[BEGIN]
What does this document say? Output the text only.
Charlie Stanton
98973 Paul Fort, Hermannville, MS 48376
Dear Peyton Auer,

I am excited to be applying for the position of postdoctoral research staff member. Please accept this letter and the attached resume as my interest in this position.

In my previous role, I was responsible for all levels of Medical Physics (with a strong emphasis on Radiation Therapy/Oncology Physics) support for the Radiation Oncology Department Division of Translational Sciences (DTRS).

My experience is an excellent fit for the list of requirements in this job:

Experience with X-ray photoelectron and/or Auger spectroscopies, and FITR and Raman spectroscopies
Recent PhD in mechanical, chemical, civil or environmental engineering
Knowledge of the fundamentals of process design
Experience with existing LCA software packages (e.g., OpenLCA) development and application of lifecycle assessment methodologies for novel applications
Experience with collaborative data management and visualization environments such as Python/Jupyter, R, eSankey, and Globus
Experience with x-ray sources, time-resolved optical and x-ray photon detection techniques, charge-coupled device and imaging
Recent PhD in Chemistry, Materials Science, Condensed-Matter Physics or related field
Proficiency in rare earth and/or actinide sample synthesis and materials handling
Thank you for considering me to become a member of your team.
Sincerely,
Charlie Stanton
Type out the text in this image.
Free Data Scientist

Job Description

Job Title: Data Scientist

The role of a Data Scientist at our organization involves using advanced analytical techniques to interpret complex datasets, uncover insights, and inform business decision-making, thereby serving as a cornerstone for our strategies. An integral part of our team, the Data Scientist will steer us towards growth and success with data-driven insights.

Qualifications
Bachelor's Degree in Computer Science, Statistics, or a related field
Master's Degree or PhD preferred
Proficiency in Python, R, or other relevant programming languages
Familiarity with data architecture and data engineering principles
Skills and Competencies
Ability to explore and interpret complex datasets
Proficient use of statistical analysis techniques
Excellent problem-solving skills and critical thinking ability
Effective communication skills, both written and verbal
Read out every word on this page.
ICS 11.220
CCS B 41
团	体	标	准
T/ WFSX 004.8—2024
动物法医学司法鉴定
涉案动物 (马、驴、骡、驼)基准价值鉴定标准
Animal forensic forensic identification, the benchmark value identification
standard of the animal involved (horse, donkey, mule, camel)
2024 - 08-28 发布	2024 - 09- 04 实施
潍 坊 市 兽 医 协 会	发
[END]
:: Stated exercise ::
Report only the number of lines in the data above that contain "text".

:: Final result ::
2